Instruction: Copy every line from the material below that holds "Papertrans".

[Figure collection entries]
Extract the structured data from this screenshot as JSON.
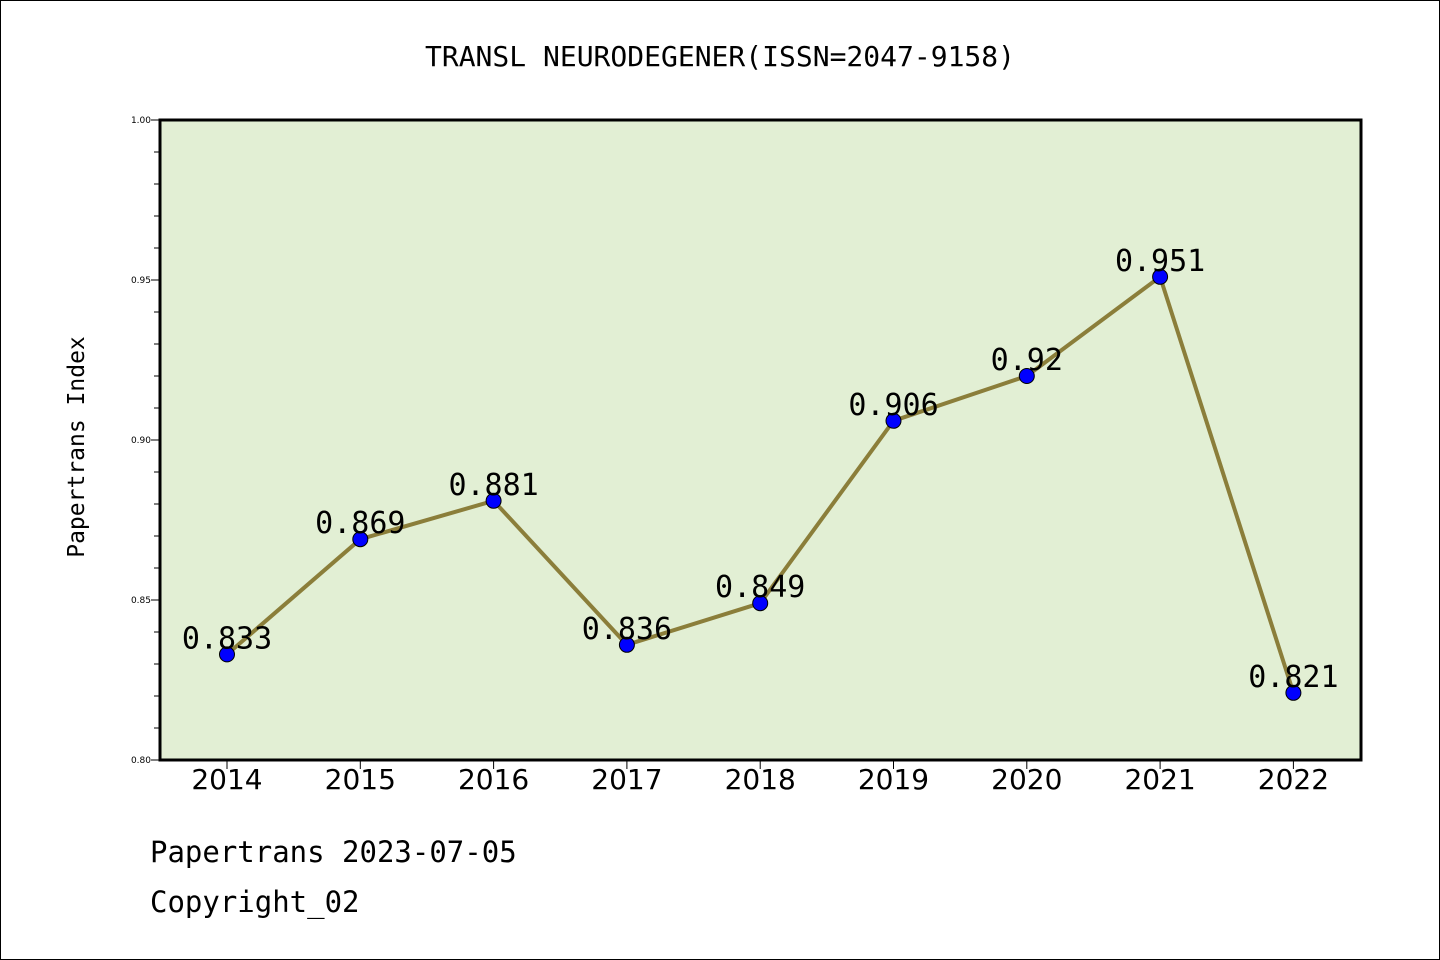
{
  "chart_data": {
    "type": "line",
    "title": "TRANSL NEURODEGENER(ISSN=2047-9158)",
    "xlabel": "",
    "ylabel": "Papertrans Index",
    "categories": [
      "2014",
      "2015",
      "2016",
      "2017",
      "2018",
      "2019",
      "2020",
      "2021",
      "2022"
    ],
    "values": [
      0.833,
      0.869,
      0.881,
      0.836,
      0.849,
      0.906,
      0.92,
      0.951,
      0.821
    ],
    "data_labels": [
      "0.833",
      "0.869",
      "0.881",
      "0.836",
      "0.849",
      "0.906",
      "0.92",
      "0.951",
      "0.821"
    ],
    "ylim": [
      0.8,
      1.0
    ],
    "yticks": [
      "0.80",
      "0.85",
      "0.90",
      "0.95",
      "1.00"
    ],
    "grid": false,
    "colors": {
      "line": "#8b7e3a",
      "marker": "#0000ff",
      "plot_background": "#e2efd4"
    }
  },
  "footer": {
    "line1": "Papertrans 2023-07-05",
    "line2": "Copyright_02"
  }
}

The completed task:
    "ylabel": "Papertrans Index",
    "line1": "Papertrans 2023-07-05",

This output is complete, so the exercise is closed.